**EXERCISE REQUIREMENTS**
Select the lines that hold the word "February" and copy each one.

**DATA IN THIS EXERCISE**
++++

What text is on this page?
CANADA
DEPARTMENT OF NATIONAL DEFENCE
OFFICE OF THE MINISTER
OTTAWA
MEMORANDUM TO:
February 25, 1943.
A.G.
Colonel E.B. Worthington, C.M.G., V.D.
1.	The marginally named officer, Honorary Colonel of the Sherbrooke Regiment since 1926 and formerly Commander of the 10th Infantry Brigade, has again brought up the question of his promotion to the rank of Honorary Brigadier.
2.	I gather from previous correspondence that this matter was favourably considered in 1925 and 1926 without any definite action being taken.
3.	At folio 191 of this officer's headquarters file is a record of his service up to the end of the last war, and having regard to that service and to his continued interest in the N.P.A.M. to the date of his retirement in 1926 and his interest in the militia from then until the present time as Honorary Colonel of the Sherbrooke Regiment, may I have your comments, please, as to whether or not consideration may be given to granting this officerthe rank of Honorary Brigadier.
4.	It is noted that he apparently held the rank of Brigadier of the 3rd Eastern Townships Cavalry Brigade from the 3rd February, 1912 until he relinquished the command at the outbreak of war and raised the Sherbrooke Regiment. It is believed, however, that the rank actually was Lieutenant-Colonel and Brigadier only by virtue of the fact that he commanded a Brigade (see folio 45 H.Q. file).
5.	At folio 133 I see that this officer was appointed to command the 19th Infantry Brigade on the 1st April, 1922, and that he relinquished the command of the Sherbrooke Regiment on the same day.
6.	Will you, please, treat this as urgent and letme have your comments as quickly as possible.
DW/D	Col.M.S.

++++

**CORRECT RESULT**
February 25, 1943.
4.	It is noted that he apparently held the rank of Brigadier of the 3rd Eastern Townships Cavalry Brigade from the 3rd February, 1912 until he relinquished the command at the outbreak of war and raised the Sherbrooke Regiment. It is believed, however, that the rank actually was Lieutenant-Colonel and Brigadier only by virtue of the fact that he commanded a Brigade (see folio 45 H.Q. file).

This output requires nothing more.